### Records:
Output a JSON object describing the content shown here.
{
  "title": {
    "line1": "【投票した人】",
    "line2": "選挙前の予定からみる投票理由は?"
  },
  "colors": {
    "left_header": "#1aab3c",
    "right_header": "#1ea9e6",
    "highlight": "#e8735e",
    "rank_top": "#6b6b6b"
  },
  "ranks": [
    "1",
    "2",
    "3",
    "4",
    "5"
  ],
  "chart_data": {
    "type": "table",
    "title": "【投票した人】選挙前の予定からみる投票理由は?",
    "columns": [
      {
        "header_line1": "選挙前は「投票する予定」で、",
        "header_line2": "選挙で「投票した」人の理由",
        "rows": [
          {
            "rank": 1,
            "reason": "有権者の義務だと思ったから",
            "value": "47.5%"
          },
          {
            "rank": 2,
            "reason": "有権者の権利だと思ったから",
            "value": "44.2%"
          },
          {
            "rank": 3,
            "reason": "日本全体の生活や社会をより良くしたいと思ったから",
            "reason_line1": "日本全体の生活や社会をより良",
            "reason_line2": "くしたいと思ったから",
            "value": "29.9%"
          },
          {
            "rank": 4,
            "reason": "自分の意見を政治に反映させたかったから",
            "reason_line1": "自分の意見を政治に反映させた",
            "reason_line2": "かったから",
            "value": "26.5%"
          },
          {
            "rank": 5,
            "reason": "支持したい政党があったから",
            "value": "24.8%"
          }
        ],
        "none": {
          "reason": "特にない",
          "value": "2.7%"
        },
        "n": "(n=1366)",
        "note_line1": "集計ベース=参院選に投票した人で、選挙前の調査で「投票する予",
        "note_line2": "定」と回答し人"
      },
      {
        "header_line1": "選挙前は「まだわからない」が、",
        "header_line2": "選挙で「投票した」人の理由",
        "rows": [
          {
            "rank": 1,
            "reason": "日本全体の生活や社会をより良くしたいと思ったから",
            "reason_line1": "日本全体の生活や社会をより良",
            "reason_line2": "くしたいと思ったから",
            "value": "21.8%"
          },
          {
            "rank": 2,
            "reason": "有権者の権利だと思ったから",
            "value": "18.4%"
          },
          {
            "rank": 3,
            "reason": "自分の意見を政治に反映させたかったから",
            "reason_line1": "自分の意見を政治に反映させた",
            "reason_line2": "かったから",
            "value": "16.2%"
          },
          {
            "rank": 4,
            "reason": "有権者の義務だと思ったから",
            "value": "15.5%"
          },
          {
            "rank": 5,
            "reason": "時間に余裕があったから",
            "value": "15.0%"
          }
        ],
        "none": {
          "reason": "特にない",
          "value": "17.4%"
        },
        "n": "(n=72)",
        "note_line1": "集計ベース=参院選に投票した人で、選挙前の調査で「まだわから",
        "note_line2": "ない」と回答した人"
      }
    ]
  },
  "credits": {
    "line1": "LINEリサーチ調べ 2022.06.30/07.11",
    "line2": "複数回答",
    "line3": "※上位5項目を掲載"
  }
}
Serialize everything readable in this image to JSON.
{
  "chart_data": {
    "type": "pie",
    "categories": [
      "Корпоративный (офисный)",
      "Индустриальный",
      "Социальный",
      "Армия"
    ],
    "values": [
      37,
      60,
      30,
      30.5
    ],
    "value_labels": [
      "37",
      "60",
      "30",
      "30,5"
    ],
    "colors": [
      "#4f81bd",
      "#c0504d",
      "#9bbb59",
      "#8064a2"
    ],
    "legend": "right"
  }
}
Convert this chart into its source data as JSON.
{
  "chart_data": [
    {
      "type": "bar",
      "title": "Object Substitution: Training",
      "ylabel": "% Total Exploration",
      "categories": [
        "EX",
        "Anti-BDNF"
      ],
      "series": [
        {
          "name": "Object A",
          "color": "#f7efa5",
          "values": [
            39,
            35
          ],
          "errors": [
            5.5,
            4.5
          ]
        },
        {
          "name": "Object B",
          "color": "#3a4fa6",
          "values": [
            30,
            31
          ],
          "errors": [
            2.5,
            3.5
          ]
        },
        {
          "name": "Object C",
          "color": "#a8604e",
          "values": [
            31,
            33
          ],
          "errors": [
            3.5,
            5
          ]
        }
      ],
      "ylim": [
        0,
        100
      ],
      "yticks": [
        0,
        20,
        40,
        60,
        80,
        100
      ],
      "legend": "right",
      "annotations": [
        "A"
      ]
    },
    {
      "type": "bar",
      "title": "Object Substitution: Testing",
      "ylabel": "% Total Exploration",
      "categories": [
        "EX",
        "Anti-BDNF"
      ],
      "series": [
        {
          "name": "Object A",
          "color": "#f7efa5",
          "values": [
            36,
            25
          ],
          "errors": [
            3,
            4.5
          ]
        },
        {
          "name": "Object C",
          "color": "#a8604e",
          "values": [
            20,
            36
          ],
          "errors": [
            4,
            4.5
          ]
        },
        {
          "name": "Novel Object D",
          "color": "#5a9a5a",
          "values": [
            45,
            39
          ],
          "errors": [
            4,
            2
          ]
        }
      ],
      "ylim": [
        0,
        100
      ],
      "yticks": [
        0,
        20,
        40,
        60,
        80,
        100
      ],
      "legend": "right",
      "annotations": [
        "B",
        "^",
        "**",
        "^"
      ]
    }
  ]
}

### Given instruction:
Write the entire listing out again, word for word.

### Solution for this problem:
Output a JSON object describing the content shown here.
{
  "title": {
    "line1": "【投票した人】",
    "line2": "選挙前の予定からみる投票理由は?"
  },
  "colors": {
    "left_header": "#1aab3c",
    "right_header": "#1ea9e6",
    "highlight": "#e8735e",
    "rank_top": "#6b6b6b"
  },
  "ranks": [
    "1",
    "2",
    "3",
    "4",
    "5"
  ],
  "chart_data": {
    "type": "table",
    "title": "【投票した人】選挙前の予定からみる投票理由は?",
    "columns": [
      {
        "header_line1": "選挙前は「投票する予定」で、",
        "header_line2": "選挙で「投票した」人の理由",
        "rows": [
          {
            "rank": 1,
            "reason": "有権者の義務だと思ったから",
            "value": "47.5%"
          },
          {
            "rank": 2,
            "reason": "有権者の権利だと思ったから",
            "value": "44.2%"
          },
          {
            "rank": 3,
            "reason": "日本全体の生活や社会をより良くしたいと思ったから",
            "reason_line1": "日本全体の生活や社会をより良",
            "reason_line2": "くしたいと思ったから",
            "value": "29.9%"
          },
          {
            "rank": 4,
            "reason": "自分の意見を政治に反映させたかったから",
            "reason_line1": "自分の意見を政治に反映させた",
            "reason_line2": "かったから",
            "value": "26.5%"
          },
          {
            "rank": 5,
            "reason": "支持したい政党があったから",
            "value": "24.8%"
          }
        ],
        "none": {
          "reason": "特にない",
          "value": "2.7%"
        },
        "n": "(n=1366)",
        "note_line1": "集計ベース=参院選に投票した人で、選挙前の調査で「投票する予",
        "note_line2": "定」と回答し人"
      },
      {
        "header_line1": "選挙前は「まだわからない」が、",
        "header_line2": "選挙で「投票した」人の理由",
        "rows": [
          {
            "rank": 1,
            "reason": "日本全体の生活や社会をより良くしたいと思ったから",
            "reason_line1": "日本全体の生活や社会をより良",
            "reason_line2": "くしたいと思ったから",
            "value": "21.8%"
          },
          {
            "rank": 2,
            "reason": "有権者の権利だと思ったから",
            "value": "18.4%"
          },
          {
            "rank": 3,
            "reason": "自分の意見を政治に反映させたかったから",
            "reason_line1": "自分の意見を政治に反映させた",
            "reason_line2": "かったから",
            "value": "16.2%"
          },
          {
            "rank": 4,
            "reason": "有権者の義務だと思ったから",
            "value": "15.5%"
          },
          {
            "rank": 5,
            "reason": "時間に余裕があったから",
            "value": "15.0%"
          }
        ],
        "none": {
          "reason": "特にない",
          "value": "17.4%"
        },
        "n": "(n=72)",
        "note_line1": "集計ベース=参院選に投票した人で、選挙前の調査で「まだわから",
        "note_line2": "ない」と回答した人"
      }
    ]
  },
  "credits": {
    "line1": "LINEリサーチ調べ 2022.06.30/07.11",
    "line2": "複数回答",
    "line3": "※上位5項目を掲載"
  }
}
Serialize everything readable in this image to JSON.
{
  "chart_data": {
    "type": "pie",
    "categories": [
      "Корпоративный (офисный)",
      "Индустриальный",
      "Социальный",
      "Армия"
    ],
    "values": [
      37,
      60,
      30,
      30.5
    ],
    "value_labels": [
      "37",
      "60",
      "30",
      "30,5"
    ],
    "colors": [
      "#4f81bd",
      "#c0504d",
      "#9bbb59",
      "#8064a2"
    ],
    "legend": "right"
  }
}
Convert this chart into its source data as JSON.
{
  "chart_data": [
    {
      "type": "bar",
      "title": "Object Substitution: Training",
      "ylabel": "% Total Exploration",
      "categories": [
        "EX",
        "Anti-BDNF"
      ],
      "series": [
        {
          "name": "Object A",
          "color": "#f7efa5",
          "values": [
            39,
            35
          ],
          "errors": [
            5.5,
            4.5
          ]
        },
        {
          "name": "Object B",
          "color": "#3a4fa6",
          "values": [
            30,
            31
          ],
          "errors": [
            2.5,
            3.5
          ]
        },
        {
          "name": "Object C",
          "color": "#a8604e",
          "values": [
            31,
            33
          ],
          "errors": [
            3.5,
            5
          ]
        }
      ],
      "ylim": [
        0,
        100
      ],
      "yticks": [
        0,
        20,
        40,
        60,
        80,
        100
      ],
      "legend": "right",
      "annotations": [
        "A"
      ]
    },
    {
      "type": "bar",
      "title": "Object Substitution: Testing",
      "ylabel": "% Total Exploration",
      "categories": [
        "EX",
        "Anti-BDNF"
      ],
      "series": [
        {
          "name": "Object A",
          "color": "#f7efa5",
          "values": [
            36,
            25
          ],
          "errors": [
            3,
            4.5
          ]
        },
        {
          "name": "Object C",
          "color": "#a8604e",
          "values": [
            20,
            36
          ],
          "errors": [
            4,
            4.5
          ]
        },
        {
          "name": "Novel Object D",
          "color": "#5a9a5a",
          "values": [
            45,
            39
          ],
          "errors": [
            4,
            2
          ]
        }
      ],
      "ylim": [
        0,
        100
      ],
      "yticks": [
        0,
        20,
        40,
        60,
        80,
        100
      ],
      "legend": "right",
      "annotations": [
        "B",
        "^",
        "**",
        "^"
      ]
    }
  ]
}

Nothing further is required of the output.